¿POR QUÉ “ELECTRICITYLAND”?

Años 90. Se interrumpe completamente el servicio de electricidad y agua potable en la ciudad de Kabul.

Año 2013. Frecuentes cortes de suministro eléctrico nos hacen depender del generador (y cuando esto ocurre: cuidado-desconecta el calentador-desconecta el ordenador-desconecta todo lo que puedas).

El aire seco de Kabul me convierte en una acumulación andante de electricidad estática. Saltan chispas cuando rozo objetos, personas y puertas de coches.

“Sós muy eléctrica”, me decían en El Salvador, refiriéndose a mis ganas y energías de hacer mil “volados” en el mínimo tiempo posible.

Y siempre quise ser eléctrica, gaffer o jefa de eléctricos de rodajes.

WELCOME TO ELECTRICITYLAND (mi vida en Kabul)!!

domingo, 16 de febrero de 2014

Abdul quiere viajar a Irán


El guarda de los vecinos se llama Abdul y está preocupado.

Hace días ya que se pasea con el rostro compungido, retira la nieve de la puerta desganado, se siente en el taburete de plástico más tiempo de lo habitual a ver pasar las horas.

Su preocupación, me cuenta, es por su esposa, que está enferma. Abdul tiene previsto viajar a Irán para que un buen doctor le haga una revisión en condiciones a su mujer, porque los médicos afganos “sólo dicen mentiras” y “no saben nada de nada”.

Pero el salario de Abdul es sólo de 250 dólares al mes… y el viaje a Irán es muy caro. Le sugiero que, en vez de a Irán, viajen a Pakistán. Allí hay clínicas privadas de prestigio y asequibles, y el viaje y el visado son más baratos. Pero Abdul no quiere ir a Pakistán. No se fía de los médicos de allí. ¿Por qué? Porque no los entiende. ¿Por qué? Porque hablan urdu, no dari. Pero allí seguro que encuentras algún afgano que te ayude a traducir, ¿no? No, a los médicos pakistaníes no se les entiende. No se les entiende. Tengo que llevarla a Irán, donde hablan farsi y les puedo entender.

Por eso Abdul fue hace unos días a la embajada de Irán en Kabul. Le dijeron que el proceso de su visado podía tardar tres meses o más... y que no le aseguraban que lo obtuviera. Y está desanimado. Tres meses es mucho tiempo, dice, y mi mujer sigue enferma. Le han dado un informe hospitalario que ha anexado a su solicitud, para que vean que es un tema de salud y le den el visado cuanto antes. Abdul confía en Alá y en “los de la embajada”. No le queda de otra.

•••••

:: Conjunto de tareas ::
[1] Responde con los datos del texto sobre Kabul:
(a) ¿En qué década se interrumpió por completo el servicio de electricidad y agua potable en Kabul?
(b) ¿Cuál es el salario mensual de Abdul?
(c) Según la embajada de Irán, ¿cuánto podía tardar el proceso del visado?
[2] Traduce al inglés esta oración del texto sobre Kabul: "Allí hay clínicas privadas de prestigio y asequibles, y el viaje y el visado son más baratos."
[3] Prosigue el texto sobre Kabul a partir de su última oración.

:: Contenido de datos ::
•••••

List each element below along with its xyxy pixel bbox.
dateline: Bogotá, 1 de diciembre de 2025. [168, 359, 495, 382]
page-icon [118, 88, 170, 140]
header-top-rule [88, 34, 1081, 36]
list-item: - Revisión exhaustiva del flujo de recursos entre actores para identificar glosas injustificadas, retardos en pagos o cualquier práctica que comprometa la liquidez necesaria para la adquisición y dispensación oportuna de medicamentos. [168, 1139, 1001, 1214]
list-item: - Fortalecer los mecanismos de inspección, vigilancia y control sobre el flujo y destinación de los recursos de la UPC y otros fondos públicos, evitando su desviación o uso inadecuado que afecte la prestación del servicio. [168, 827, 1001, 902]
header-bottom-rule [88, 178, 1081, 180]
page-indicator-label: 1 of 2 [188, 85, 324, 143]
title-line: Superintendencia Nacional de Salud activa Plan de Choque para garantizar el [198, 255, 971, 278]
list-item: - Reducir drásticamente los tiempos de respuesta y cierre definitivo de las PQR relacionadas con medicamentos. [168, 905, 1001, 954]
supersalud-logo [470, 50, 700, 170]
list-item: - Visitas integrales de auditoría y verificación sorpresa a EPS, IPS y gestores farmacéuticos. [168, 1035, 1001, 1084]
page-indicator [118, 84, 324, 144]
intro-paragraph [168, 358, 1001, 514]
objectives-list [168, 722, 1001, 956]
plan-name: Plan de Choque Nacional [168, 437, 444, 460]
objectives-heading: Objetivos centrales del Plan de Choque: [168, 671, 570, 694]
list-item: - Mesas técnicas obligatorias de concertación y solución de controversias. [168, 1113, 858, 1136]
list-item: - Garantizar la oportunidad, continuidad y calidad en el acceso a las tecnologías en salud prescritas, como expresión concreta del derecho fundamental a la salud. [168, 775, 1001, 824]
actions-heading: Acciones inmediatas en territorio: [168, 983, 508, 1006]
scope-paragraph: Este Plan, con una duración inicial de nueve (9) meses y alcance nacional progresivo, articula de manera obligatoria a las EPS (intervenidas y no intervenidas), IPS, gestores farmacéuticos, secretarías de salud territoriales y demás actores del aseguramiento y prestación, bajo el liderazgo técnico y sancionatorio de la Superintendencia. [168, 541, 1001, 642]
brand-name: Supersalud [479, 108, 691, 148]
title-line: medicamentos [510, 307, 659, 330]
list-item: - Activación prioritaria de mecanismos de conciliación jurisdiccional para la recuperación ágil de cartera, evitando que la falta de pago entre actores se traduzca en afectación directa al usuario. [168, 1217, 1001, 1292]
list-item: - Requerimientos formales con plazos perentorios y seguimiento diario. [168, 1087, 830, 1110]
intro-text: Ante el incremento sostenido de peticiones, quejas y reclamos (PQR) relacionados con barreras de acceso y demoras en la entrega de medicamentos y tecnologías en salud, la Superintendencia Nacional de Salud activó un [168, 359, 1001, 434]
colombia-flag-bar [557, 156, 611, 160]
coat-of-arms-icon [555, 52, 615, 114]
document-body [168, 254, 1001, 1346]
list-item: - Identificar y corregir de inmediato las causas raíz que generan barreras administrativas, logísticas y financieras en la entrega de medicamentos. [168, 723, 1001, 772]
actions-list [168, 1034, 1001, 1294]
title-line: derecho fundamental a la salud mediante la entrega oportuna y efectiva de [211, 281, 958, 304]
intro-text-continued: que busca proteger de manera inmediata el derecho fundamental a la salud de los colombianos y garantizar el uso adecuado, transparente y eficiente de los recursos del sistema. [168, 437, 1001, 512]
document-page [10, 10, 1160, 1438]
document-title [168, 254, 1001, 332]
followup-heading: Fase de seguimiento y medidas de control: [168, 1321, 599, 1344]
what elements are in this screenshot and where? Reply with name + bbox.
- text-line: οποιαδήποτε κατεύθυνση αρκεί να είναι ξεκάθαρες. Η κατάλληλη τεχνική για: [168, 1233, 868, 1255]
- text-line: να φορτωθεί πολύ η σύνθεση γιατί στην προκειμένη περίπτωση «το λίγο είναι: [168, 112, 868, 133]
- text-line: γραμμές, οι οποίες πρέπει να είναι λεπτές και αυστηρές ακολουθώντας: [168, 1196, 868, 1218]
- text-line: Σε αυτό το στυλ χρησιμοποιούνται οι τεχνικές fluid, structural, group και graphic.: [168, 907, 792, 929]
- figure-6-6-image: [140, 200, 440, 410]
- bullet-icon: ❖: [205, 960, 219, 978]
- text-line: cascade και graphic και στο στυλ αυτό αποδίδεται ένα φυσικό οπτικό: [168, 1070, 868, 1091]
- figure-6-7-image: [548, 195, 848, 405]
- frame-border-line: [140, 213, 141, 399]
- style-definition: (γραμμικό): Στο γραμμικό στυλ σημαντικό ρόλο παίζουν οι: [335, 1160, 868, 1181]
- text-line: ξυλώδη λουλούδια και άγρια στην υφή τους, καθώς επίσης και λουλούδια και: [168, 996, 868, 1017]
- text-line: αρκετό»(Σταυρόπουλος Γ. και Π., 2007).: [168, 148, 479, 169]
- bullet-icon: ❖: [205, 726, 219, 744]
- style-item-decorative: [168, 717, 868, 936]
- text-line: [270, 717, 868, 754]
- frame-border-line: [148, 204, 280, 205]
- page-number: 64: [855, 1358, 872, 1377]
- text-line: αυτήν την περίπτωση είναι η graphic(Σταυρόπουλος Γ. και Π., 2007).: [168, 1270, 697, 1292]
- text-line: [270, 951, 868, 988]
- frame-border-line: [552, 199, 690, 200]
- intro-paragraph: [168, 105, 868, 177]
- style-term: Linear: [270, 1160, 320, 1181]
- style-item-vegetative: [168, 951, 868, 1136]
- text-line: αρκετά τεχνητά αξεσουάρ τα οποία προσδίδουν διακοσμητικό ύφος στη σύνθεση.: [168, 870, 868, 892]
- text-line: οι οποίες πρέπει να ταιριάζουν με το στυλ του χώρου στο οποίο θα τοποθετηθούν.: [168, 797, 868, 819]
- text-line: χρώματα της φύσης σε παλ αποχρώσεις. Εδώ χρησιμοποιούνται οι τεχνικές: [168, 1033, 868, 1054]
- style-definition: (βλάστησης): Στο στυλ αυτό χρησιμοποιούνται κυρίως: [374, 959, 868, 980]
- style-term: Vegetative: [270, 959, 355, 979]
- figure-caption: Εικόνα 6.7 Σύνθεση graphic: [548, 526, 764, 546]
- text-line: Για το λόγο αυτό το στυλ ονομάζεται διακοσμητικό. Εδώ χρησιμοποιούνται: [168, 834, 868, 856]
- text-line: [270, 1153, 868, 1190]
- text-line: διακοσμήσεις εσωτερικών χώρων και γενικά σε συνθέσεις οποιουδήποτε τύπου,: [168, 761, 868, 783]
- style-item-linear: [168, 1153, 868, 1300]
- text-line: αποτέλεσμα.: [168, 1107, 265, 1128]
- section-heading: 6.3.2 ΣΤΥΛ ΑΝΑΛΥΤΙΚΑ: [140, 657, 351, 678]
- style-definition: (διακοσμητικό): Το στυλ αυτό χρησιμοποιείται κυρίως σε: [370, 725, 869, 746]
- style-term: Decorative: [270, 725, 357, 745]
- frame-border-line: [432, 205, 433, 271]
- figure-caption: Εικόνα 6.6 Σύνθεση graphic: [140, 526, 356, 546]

•••••

:: Tus respuestas ::
[1]
(a) En los años 90.
(b) 250 dólares al mes.
(c) Tres meses o más.

[2] There are reputable, affordable private clinics there, and the trip and the visa are cheaper.

[3]
El guarda de los vecinos está preocupado. Y se le nota en la mirada. ¿Qué enfermedad tiene tu mujer?, le pregunto. No puede tener hijos, me contesta. Y necesitamos tener hijos pronto, ella ya tiene 37 años, ya es vieja. Por eso quiero ir a Irán, para que el médico la vea y me diga cómo curarla. Necesitamos tener hijos. Necesitamos tener hijos.

Quiero explicarle que está equivocado. Que su mujer no está enferma. Que, además, hay un 50% de posibilidades de que la imposibilidad de tener hijos tenga que ver con él, con el propio Abdul. Y que en una sola visita médica no le darán una solución mágica. Lo de no poder tener hijos, quiero decirle, es algo que requiere de tiempo y paciencia y puede ser por múltiples causas… hacen falta exámentes, revisiones… Pero mejor me callo. Si le digo que su mujer no se “curará” de inmediato, Abdul se casará con otra mujer más joven que pueda darle hijos lo antes posible. Le desgraciará la vida a su esposa. La hará infeliz. Si le digo que a lo mejor es él el que debe revisarse, Abdul ni me creerá y se sentirá muy ofendido. Y tampoco servirá de nada. Si le propongo la opción de adoptar, no dará crédito. Esto es Afganistán. Es casi una deshonra no tener hijos de tu propia sangre.

Y una vez más me quedo en silencio. Pensando con tristeza en el corazón en la mujer de Abdul, a la que ni conozco. Callada, por no irrumpir brusca y absurdamente en una cultura que no es la mía. Desanimada, porque seguramente Abdul tirará el dinero, que tanto sudor le cuesta ganar, en su viaje a Irán. Indignada, por algo que me parece terriblemente injusto, como es que su mujer sea sustituida por otra porque no sirve para lo que debe servir. Pensativa.